**Stated problem:** Each line that contains the string "JSON" counts once; report how many such lines appear in the data, as a number only.

**Dataset:**

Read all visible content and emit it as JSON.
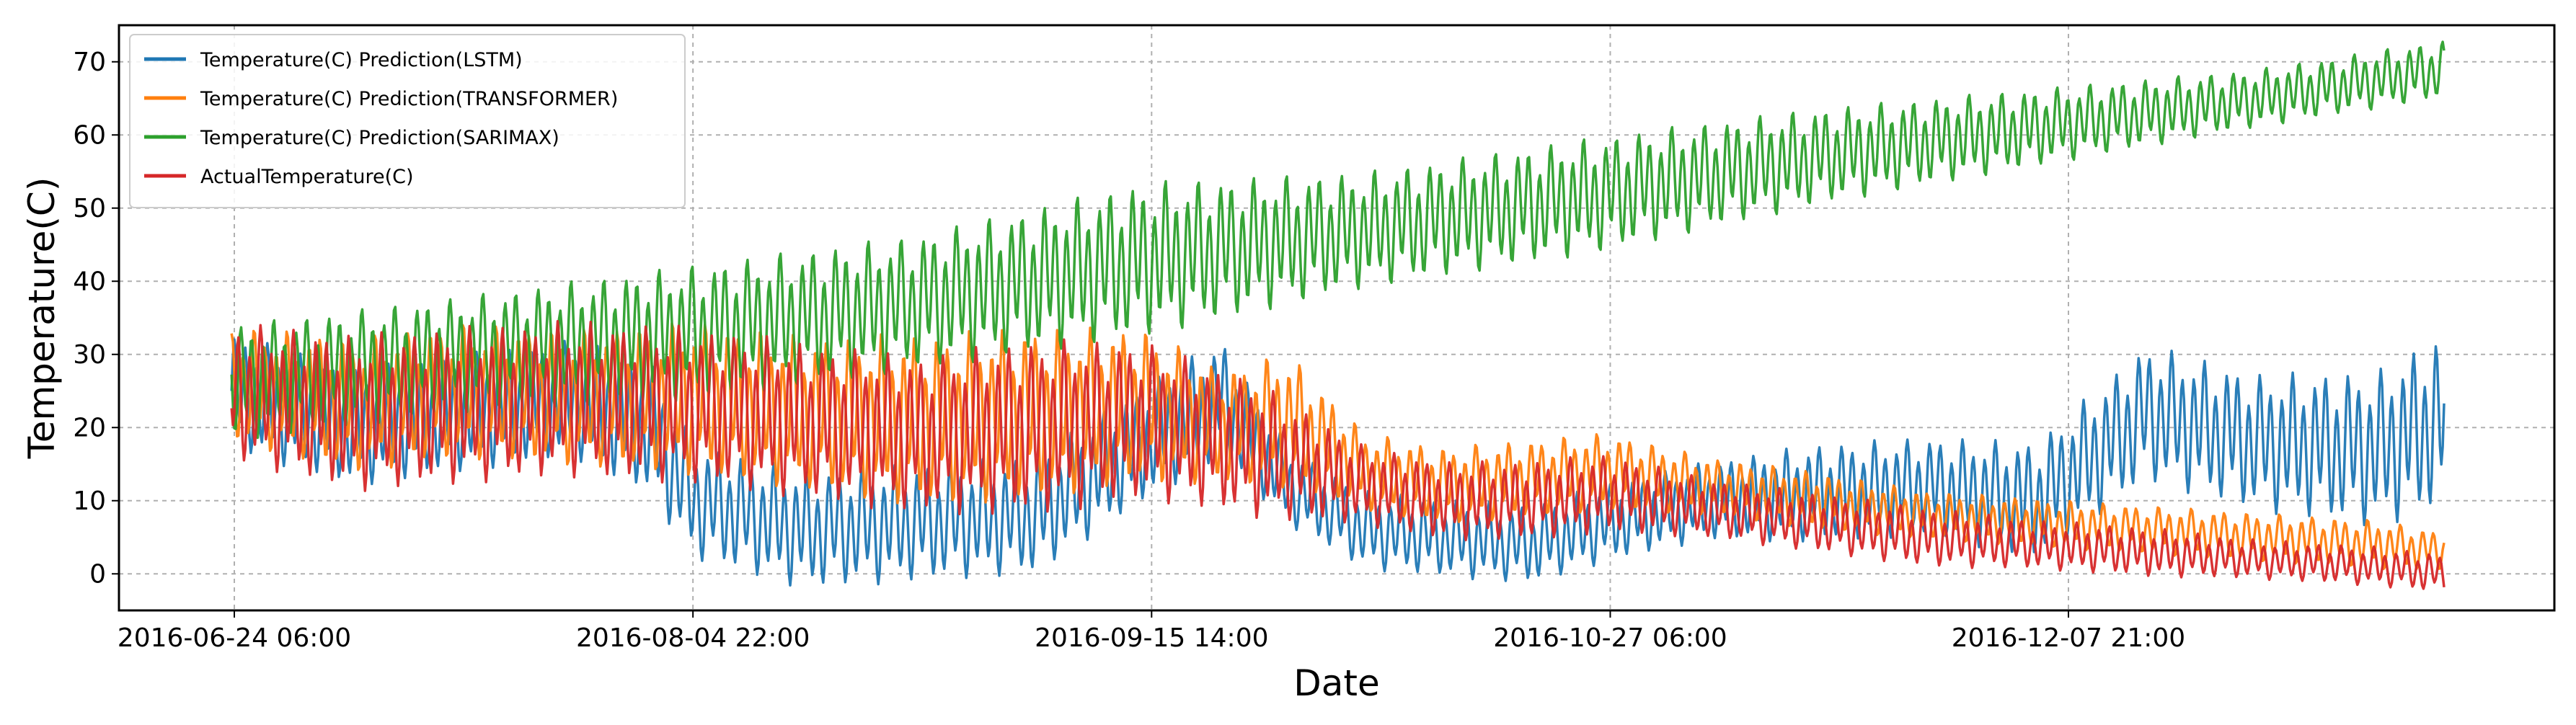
{
  "chart_data": {
    "type": "line",
    "title": "",
    "xlabel": "Date",
    "ylabel": "Temperature(C)",
    "x_tick_labels": [
      "2016-06-24 06:00",
      "2016-08-04 22:00",
      "2016-09-15 14:00",
      "2016-10-27 06:00",
      "2016-12-07 21:00"
    ],
    "x_range": [
      "2016-06-24 06:00",
      "2017-01-11 00:00"
    ],
    "ylim": [
      -5,
      75
    ],
    "y_ticks": [
      0,
      10,
      20,
      30,
      40,
      50,
      60,
      70
    ],
    "grid": true,
    "legend_position": "top-left",
    "series": [
      {
        "name": "Temperature(C) Prediction(LSTM)",
        "color": "#1f77b4",
        "x": [
          "2016-06-24",
          "2016-07-05",
          "2016-07-15",
          "2016-07-25",
          "2016-08-01",
          "2016-08-05",
          "2016-08-15",
          "2016-08-25",
          "2016-09-05",
          "2016-09-15",
          "2016-09-22",
          "2016-09-28",
          "2016-10-05",
          "2016-10-12",
          "2016-10-20",
          "2016-10-27",
          "2016-11-05",
          "2016-11-15",
          "2016-11-25",
          "2016-12-05",
          "2016-12-15",
          "2016-12-25",
          "2017-01-05",
          "2017-01-11"
        ],
        "values": [
          25,
          20,
          22,
          24,
          20,
          10,
          6,
          7,
          8,
          18,
          24,
          12,
          6,
          5,
          4,
          7,
          10,
          11,
          12,
          10,
          22,
          18,
          17,
          21
        ],
        "amplitude": [
          6,
          6,
          6,
          6,
          7,
          6,
          6,
          6,
          6,
          6,
          6,
          4,
          4,
          4,
          4,
          4,
          4,
          5,
          5,
          6,
          7,
          7,
          8,
          9
        ]
      },
      {
        "name": "Temperature(C) Prediction(TRANSFORMER)",
        "color": "#ff7f0e",
        "x": [
          "2016-06-24",
          "2016-07-05",
          "2016-07-15",
          "2016-07-25",
          "2016-08-05",
          "2016-08-15",
          "2016-08-25",
          "2016-09-05",
          "2016-09-15",
          "2016-09-22",
          "2016-09-28",
          "2016-10-05",
          "2016-10-12",
          "2016-10-20",
          "2016-10-27",
          "2016-11-05",
          "2016-11-15",
          "2016-11-25",
          "2016-12-05",
          "2016-12-15",
          "2016-12-25",
          "2017-01-05",
          "2017-01-11"
        ],
        "values": [
          26,
          23,
          25,
          24,
          24,
          22,
          21,
          22,
          23,
          20,
          21,
          14,
          12,
          13,
          14,
          12,
          10,
          8,
          7,
          6,
          5,
          4,
          3
        ],
        "amplitude": [
          6,
          7,
          7,
          7,
          8,
          8,
          9,
          9,
          8,
          6,
          7,
          4,
          4,
          4,
          4,
          3,
          3,
          2.5,
          2.5,
          2.5,
          2.5,
          2.5,
          2
        ]
      },
      {
        "name": "Temperature(C) Prediction(SARIMAX)",
        "color": "#2ca02c",
        "x": [
          "2016-06-24",
          "2016-07-15",
          "2016-08-05",
          "2016-08-25",
          "2016-09-15",
          "2016-10-05",
          "2016-10-27",
          "2016-11-15",
          "2016-12-05",
          "2016-12-25",
          "2017-01-11"
        ],
        "values": [
          26,
          30,
          33,
          37,
          43,
          47,
          52,
          57,
          61,
          65,
          69
        ],
        "amplitude": [
          6,
          6,
          7,
          7,
          8,
          6,
          6,
          5,
          4,
          3,
          3
        ]
      },
      {
        "name": "ActualTemperature(C)",
        "color": "#d62728",
        "x": [
          "2016-06-24",
          "2016-07-05",
          "2016-07-15",
          "2016-07-25",
          "2016-08-05",
          "2016-08-15",
          "2016-08-25",
          "2016-09-05",
          "2016-09-15",
          "2016-09-25",
          "2016-10-05",
          "2016-10-12",
          "2016-10-20",
          "2016-10-27",
          "2016-11-05",
          "2016-11-15",
          "2016-11-25",
          "2016-12-05",
          "2016-12-15",
          "2016-12-25",
          "2017-01-05",
          "2017-01-11"
        ],
        "values": [
          25,
          22,
          23,
          24,
          23,
          21,
          19,
          20,
          21,
          17,
          12,
          10,
          10,
          11,
          9,
          7,
          5,
          4,
          3,
          2,
          1,
          0
        ],
        "amplitude": [
          7,
          8,
          8,
          8,
          8,
          8,
          8,
          9,
          8,
          7,
          4,
          4,
          4,
          4,
          3,
          3,
          3,
          2.5,
          2.5,
          2,
          2,
          2
        ]
      }
    ]
  }
}
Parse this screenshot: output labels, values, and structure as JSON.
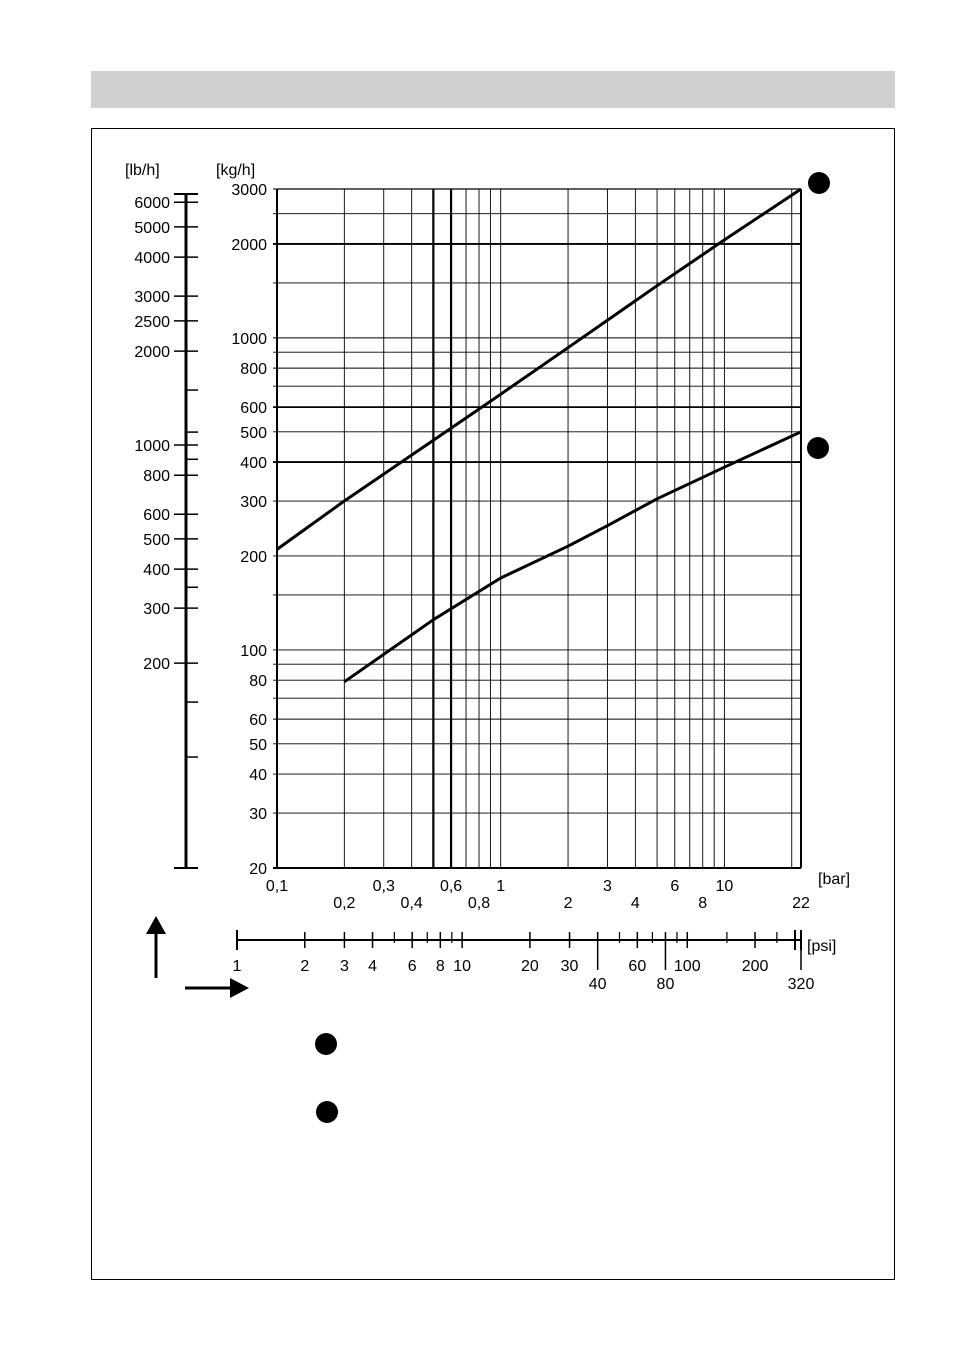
{
  "colors": {
    "header_band": "#d0d0d0",
    "ink": "#000000"
  },
  "icons": [
    "filled-circle-marker",
    "up-arrow-icon",
    "right-arrow-icon"
  ],
  "chart_data": {
    "type": "line",
    "x_scale": "log",
    "y_scale": "log",
    "grid": true,
    "units": {
      "y_left": "[lb/h]",
      "y_main": "[kg/h]",
      "x_main": "[bar]",
      "x_secondary": "[psi]"
    },
    "xlim": [
      0.1,
      22
    ],
    "ylim": [
      20,
      3000
    ],
    "x_ticks_upper": [
      "0,1",
      "0,3",
      "0,6",
      "1",
      "3",
      "6",
      "10"
    ],
    "x_ticks_lower": [
      "0,2",
      "0,4",
      "0,8",
      "2",
      "4",
      "8",
      "22"
    ],
    "y_ticks": [
      "3000",
      "2000",
      "1000",
      "800",
      "600",
      "500",
      "400",
      "300",
      "200",
      "100",
      "80",
      "60",
      "50",
      "40",
      "30",
      "20"
    ],
    "lbh_ticks": [
      "6000",
      "5000",
      "4000",
      "3000",
      "2500",
      "2000",
      "1000",
      "800",
      "600",
      "500",
      "400",
      "300",
      "200"
    ],
    "psi_ticks_upper": [
      "1",
      "2",
      "3",
      "4",
      "6",
      "8",
      "10",
      "20",
      "30",
      "60",
      "100",
      "200"
    ],
    "psi_ticks_lower": [
      "40",
      "80",
      "320"
    ],
    "series": [
      {
        "x": [
          0.1,
          0.2,
          0.5,
          1,
          2,
          5,
          10,
          22
        ],
        "y": [
          210,
          300,
          470,
          660,
          930,
          1470,
          2060,
          3000
        ]
      },
      {
        "x": [
          0.2,
          0.5,
          1,
          2,
          3,
          5,
          10,
          22
        ],
        "y": [
          79,
          125,
          170,
          215,
          250,
          305,
          385,
          500
        ]
      }
    ]
  }
}
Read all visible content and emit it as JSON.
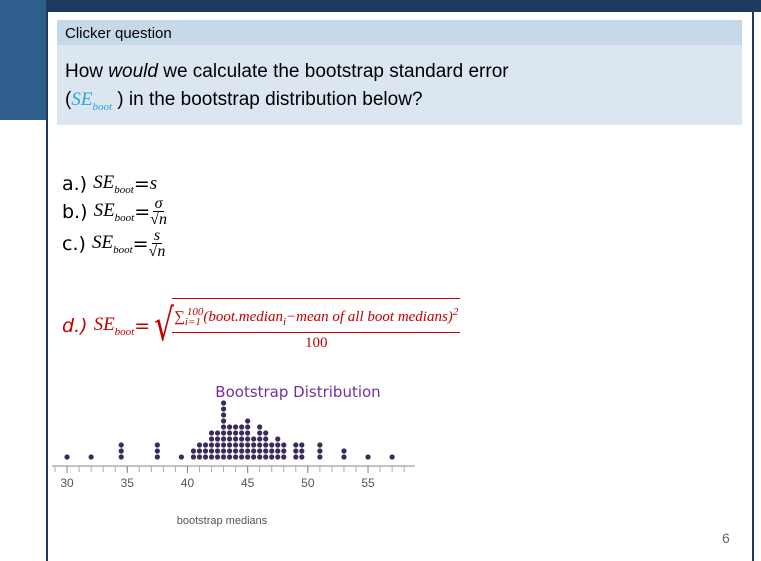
{
  "header": {
    "title": "Clicker question"
  },
  "question": {
    "part1": "How ",
    "emphasis": "would",
    "part2": " we calculate the bootstrap standard error",
    "open": "(",
    "close": " ) in the bootstrap distribution below?"
  },
  "se_symbol": {
    "base": "SE",
    "sub": "boot"
  },
  "equals": " = ",
  "options": [
    {
      "label": "a.)",
      "value": "s"
    },
    {
      "label": "b.)",
      "numerator": "σ",
      "denominator": "√n"
    },
    {
      "label": "c.)",
      "numerator": "s",
      "denominator": "√n"
    },
    {
      "label": "d.)",
      "sum": "∑",
      "sum_sub": "i=1",
      "sum_sup": "100",
      "term1": "(boot.median",
      "term1_sub": "i",
      "term2": "−mean of all boot medians)",
      "power": "2",
      "denominator": "100"
    }
  ],
  "chart_data": {
    "type": "dot",
    "title": "Bootstrap Distribution",
    "x_label": "bootstrap medians",
    "x": [
      30,
      32,
      34.5,
      37.5,
      39.5,
      40.5,
      41,
      41.5,
      42,
      42.5,
      43,
      43.5,
      44,
      44.5,
      45,
      45.5,
      46,
      46.5,
      47,
      47.5,
      48,
      49,
      49.5,
      51,
      53,
      55,
      57
    ],
    "values": [
      1,
      1,
      3,
      3,
      1,
      2,
      3,
      3,
      5,
      5,
      10,
      6,
      6,
      6,
      7,
      4,
      6,
      5,
      3,
      4,
      3,
      3,
      3,
      3,
      2,
      1,
      1
    ],
    "xlim": [
      28.75,
      58.9
    ],
    "xticks": [
      30,
      35,
      40,
      45,
      50,
      55
    ],
    "color": "#3b2a5a"
  },
  "page_number": "6"
}
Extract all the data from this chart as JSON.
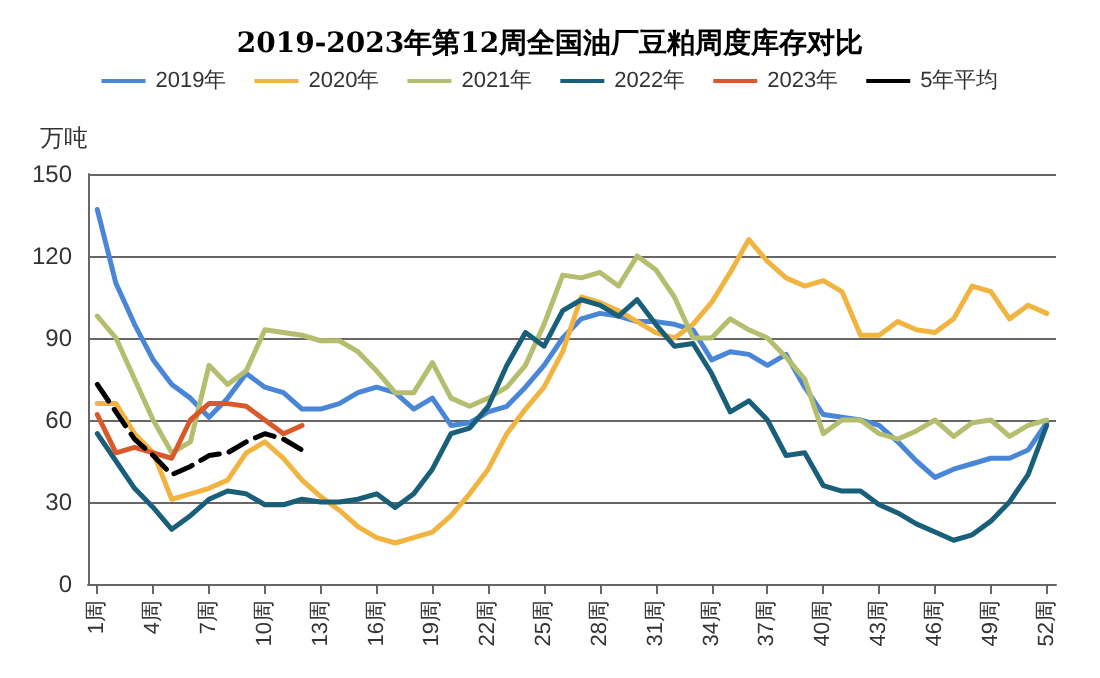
{
  "chart_data": {
    "type": "line",
    "title": "2019-2023年第12周全国油厂豆粕周度库存对比",
    "ylabel": "万吨",
    "categories": [
      "1周",
      null,
      null,
      "4周",
      null,
      null,
      "7周",
      null,
      null,
      "10周",
      null,
      null,
      "13周",
      null,
      null,
      "16周",
      null,
      null,
      "19周",
      null,
      null,
      "22周",
      null,
      null,
      "25周",
      null,
      null,
      "28周",
      null,
      null,
      "31周",
      null,
      null,
      "34周",
      null,
      null,
      "37周",
      null,
      null,
      "40周",
      null,
      null,
      "43周",
      null,
      null,
      "46周",
      null,
      null,
      "49周",
      null,
      null,
      "52周"
    ],
    "series": [
      {
        "name": "2019年",
        "color": "#4a86d8",
        "values": [
          137,
          110,
          95,
          82,
          73,
          68,
          61,
          68,
          77,
          72,
          70,
          64,
          64,
          66,
          70,
          72,
          70,
          64,
          68,
          58,
          59,
          63,
          65,
          72,
          80,
          90,
          97,
          99,
          98,
          96,
          96,
          95,
          93,
          82,
          85,
          84,
          80,
          84,
          72,
          62,
          61,
          60,
          58,
          52,
          45,
          39,
          42,
          44,
          46,
          46,
          49,
          59
        ]
      },
      {
        "name": "2020年",
        "color": "#f2b441",
        "values": [
          66,
          66,
          55,
          48,
          31,
          33,
          35,
          38,
          48,
          52,
          46,
          38,
          32,
          27,
          21,
          17,
          15,
          17,
          19,
          25,
          33,
          42,
          55,
          64,
          72,
          85,
          105,
          103,
          100,
          96,
          92,
          90,
          95,
          103,
          114,
          126,
          118,
          112,
          109,
          111,
          107,
          91,
          91,
          96,
          93,
          92,
          97,
          109,
          107,
          97,
          102,
          99
        ]
      },
      {
        "name": "2021年",
        "color": "#b5bd6e",
        "values": [
          98,
          90,
          75,
          60,
          48,
          52,
          80,
          73,
          78,
          93,
          92,
          91,
          89,
          89,
          85,
          78,
          70,
          70,
          81,
          68,
          65,
          68,
          72,
          80,
          95,
          113,
          112,
          114,
          109,
          120,
          115,
          105,
          90,
          90,
          97,
          93,
          90,
          83,
          75,
          55,
          60,
          60,
          55,
          53,
          56,
          60,
          54,
          59,
          60,
          54,
          58,
          60
        ]
      },
      {
        "name": "2022年",
        "color": "#1a5f7a",
        "values": [
          55,
          45,
          35,
          28,
          20,
          25,
          31,
          34,
          33,
          29,
          29,
          31,
          30,
          30,
          31,
          33,
          28,
          33,
          42,
          55,
          57,
          65,
          80,
          92,
          87,
          100,
          104,
          102,
          98,
          104,
          95,
          87,
          88,
          77,
          63,
          67,
          60,
          47,
          48,
          36,
          34,
          34,
          29,
          26,
          22,
          19,
          16,
          18,
          23,
          30,
          40,
          58
        ]
      },
      {
        "name": "2023年",
        "color": "#d9592b",
        "values": [
          62,
          48,
          50,
          48,
          46,
          60,
          66,
          66,
          65,
          60,
          55,
          58,
          null,
          null,
          null,
          null,
          null,
          null,
          null,
          null,
          null,
          null,
          null,
          null,
          null,
          null,
          null,
          null,
          null,
          null,
          null,
          null,
          null,
          null,
          null,
          null,
          null,
          null,
          null,
          null,
          null,
          null,
          null,
          null,
          null,
          null,
          null,
          null,
          null,
          null,
          null,
          null
        ]
      },
      {
        "name": "5年平均",
        "color": "#000000",
        "line_style": "dashed",
        "values": [
          73,
          63,
          53,
          47,
          40,
          43,
          47,
          48,
          52,
          55,
          53,
          49,
          null,
          null,
          null,
          null,
          null,
          null,
          null,
          null,
          null,
          null,
          null,
          null,
          null,
          null,
          null,
          null,
          null,
          null,
          null,
          null,
          null,
          null,
          null,
          null,
          null,
          null,
          null,
          null,
          null,
          null,
          null,
          null,
          null,
          null,
          null,
          null,
          null,
          null,
          null,
          null
        ]
      }
    ],
    "ylim": [
      0,
      150
    ],
    "yticks": [
      0,
      30,
      60,
      90,
      120,
      150
    ],
    "grid": "y",
    "legend": "top",
    "marker": "none",
    "line_style": "solid"
  }
}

**The answer:** 4